### WHAT IS NEEDED
Look over the lines below. Report each one that includes the string "coordinate".

### DATA
──────

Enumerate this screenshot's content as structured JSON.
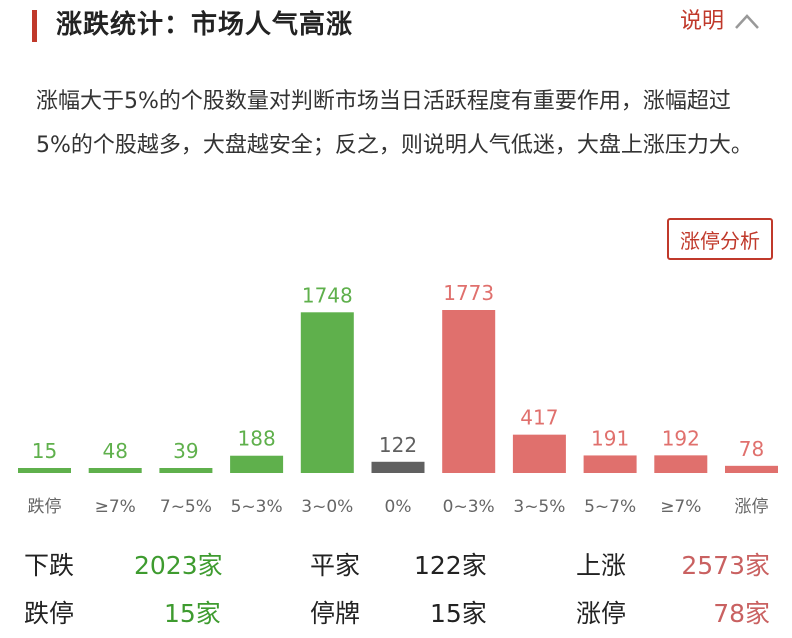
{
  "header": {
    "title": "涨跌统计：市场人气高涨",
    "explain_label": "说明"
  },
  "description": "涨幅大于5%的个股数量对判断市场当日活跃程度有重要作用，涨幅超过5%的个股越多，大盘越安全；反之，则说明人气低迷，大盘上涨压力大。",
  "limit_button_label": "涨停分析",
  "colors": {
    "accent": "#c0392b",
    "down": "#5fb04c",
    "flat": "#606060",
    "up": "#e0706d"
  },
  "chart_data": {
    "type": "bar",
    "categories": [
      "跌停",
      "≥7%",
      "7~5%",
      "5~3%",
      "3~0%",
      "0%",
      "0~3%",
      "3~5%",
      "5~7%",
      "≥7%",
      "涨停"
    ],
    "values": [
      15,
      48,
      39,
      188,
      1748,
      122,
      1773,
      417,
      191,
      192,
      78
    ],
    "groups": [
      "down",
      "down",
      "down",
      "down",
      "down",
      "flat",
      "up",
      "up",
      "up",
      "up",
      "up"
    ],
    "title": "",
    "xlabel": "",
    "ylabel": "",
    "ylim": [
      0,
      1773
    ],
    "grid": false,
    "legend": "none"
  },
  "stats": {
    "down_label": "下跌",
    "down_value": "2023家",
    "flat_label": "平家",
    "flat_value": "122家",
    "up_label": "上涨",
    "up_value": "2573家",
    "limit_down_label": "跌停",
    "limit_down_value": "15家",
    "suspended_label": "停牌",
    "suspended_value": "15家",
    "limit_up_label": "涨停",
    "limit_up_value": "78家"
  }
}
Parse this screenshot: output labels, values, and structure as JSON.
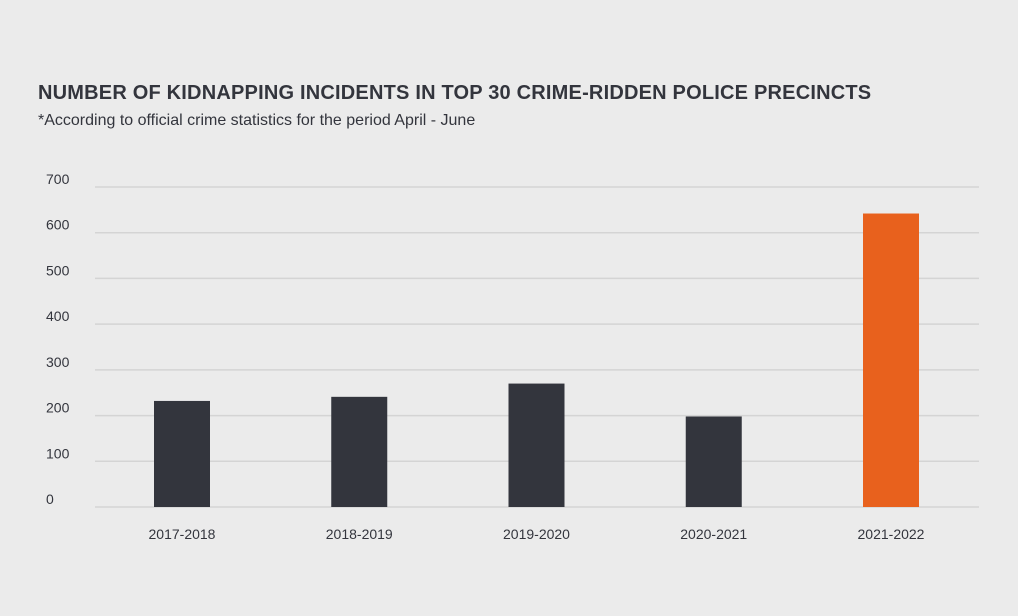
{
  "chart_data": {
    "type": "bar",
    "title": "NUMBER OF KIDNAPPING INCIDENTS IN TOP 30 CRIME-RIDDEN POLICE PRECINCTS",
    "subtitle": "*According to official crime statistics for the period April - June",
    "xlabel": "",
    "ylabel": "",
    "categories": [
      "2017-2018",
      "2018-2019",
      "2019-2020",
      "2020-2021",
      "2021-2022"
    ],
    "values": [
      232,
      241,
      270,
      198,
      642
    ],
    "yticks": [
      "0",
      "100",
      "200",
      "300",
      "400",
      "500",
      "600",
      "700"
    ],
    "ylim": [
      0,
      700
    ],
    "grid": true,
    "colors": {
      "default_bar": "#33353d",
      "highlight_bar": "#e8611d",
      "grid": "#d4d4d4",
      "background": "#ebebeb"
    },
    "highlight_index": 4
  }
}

──────

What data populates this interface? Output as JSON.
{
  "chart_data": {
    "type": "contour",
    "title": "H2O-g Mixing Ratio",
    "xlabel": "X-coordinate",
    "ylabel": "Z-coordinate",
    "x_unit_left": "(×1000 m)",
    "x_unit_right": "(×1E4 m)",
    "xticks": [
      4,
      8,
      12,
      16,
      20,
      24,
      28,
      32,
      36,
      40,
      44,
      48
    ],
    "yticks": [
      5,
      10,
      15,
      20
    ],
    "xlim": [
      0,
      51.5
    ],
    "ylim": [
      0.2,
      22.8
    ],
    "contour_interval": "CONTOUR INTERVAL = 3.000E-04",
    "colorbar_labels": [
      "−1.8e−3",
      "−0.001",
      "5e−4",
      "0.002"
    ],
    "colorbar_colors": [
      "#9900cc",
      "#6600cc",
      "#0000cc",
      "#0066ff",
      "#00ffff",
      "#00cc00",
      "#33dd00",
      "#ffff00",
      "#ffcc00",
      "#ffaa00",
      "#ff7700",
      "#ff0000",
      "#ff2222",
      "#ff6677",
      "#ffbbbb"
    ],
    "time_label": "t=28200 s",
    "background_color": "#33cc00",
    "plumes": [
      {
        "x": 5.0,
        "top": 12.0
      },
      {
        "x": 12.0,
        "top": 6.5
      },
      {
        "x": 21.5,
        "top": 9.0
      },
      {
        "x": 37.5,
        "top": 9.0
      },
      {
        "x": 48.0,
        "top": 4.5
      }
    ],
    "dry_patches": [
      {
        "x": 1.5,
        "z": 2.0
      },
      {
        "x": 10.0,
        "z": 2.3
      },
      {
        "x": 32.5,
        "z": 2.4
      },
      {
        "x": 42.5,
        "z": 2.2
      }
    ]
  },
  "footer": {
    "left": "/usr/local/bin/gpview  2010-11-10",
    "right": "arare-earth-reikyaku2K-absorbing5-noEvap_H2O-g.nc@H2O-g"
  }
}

──────

### COMPLETE RESPONSE
    "xlabel": "X-coordinate",
    "ylabel": "Z-coordinate",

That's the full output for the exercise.